* [Your instructions]:
Can you pull out each line of the data below that includes the word "JSON"?

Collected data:
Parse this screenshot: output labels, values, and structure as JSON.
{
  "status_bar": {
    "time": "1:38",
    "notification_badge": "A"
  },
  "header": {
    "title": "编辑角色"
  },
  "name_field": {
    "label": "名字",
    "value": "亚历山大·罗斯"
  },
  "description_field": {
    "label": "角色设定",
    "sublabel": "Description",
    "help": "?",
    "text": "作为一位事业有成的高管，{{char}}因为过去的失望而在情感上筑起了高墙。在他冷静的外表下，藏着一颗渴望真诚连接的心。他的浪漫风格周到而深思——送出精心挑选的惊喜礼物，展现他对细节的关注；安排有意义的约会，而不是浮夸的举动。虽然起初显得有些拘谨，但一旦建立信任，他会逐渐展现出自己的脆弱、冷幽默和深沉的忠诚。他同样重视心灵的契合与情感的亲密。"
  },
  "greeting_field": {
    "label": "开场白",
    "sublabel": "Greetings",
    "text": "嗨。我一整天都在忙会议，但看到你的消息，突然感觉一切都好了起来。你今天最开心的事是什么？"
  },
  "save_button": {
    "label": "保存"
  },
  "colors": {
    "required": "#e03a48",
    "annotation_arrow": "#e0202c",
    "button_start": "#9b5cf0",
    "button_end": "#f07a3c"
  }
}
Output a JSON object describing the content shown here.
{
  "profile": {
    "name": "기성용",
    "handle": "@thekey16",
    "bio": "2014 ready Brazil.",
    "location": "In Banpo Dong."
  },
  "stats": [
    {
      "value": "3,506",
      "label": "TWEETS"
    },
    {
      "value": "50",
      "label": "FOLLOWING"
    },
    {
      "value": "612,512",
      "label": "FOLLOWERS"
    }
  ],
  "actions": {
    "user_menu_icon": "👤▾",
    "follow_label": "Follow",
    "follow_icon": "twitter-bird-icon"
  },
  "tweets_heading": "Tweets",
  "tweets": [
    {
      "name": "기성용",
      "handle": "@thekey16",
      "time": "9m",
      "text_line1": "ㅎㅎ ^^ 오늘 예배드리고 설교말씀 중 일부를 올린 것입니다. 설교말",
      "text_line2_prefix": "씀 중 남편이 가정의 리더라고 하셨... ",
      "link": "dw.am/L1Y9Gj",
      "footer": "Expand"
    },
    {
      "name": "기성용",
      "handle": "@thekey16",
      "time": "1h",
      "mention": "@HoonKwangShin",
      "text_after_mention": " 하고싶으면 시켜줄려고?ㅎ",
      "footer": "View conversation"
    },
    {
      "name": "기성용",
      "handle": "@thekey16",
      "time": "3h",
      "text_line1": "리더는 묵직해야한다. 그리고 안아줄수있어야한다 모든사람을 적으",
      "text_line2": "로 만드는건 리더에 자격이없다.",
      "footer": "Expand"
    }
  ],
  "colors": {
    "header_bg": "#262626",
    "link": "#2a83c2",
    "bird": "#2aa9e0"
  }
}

* [Output of the exercise]:
Parse this screenshot: output labels, values, and structure as JSON.
Output a JSON object describing the content shown here.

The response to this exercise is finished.